## start Exercise data

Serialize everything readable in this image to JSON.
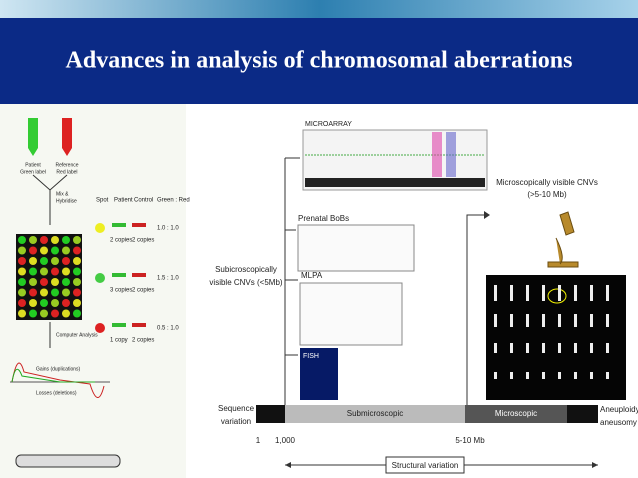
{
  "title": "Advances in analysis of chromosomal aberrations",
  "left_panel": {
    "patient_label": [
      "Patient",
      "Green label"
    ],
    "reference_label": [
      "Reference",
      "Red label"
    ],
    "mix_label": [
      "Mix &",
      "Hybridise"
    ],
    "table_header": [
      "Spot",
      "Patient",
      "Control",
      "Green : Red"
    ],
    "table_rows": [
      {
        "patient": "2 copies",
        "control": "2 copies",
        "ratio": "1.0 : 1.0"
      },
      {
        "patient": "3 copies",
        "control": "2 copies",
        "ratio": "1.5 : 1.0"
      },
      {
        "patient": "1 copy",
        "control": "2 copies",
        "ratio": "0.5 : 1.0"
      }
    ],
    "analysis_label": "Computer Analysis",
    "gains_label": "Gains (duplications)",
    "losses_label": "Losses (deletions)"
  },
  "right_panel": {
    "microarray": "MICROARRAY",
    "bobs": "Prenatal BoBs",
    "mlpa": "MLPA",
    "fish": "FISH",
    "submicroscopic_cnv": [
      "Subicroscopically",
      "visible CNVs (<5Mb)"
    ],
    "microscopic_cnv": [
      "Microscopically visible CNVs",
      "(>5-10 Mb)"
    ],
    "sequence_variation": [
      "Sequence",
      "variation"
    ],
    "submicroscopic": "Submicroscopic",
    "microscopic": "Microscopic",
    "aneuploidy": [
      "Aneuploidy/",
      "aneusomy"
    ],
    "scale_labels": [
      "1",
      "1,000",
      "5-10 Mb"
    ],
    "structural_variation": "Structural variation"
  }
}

## end Exercise data

Requirements: Copy out each line of the entries that holds "visible".

Result for this task:
      "visible CNVs (<5Mb)"
      "Microscopically visible CNVs",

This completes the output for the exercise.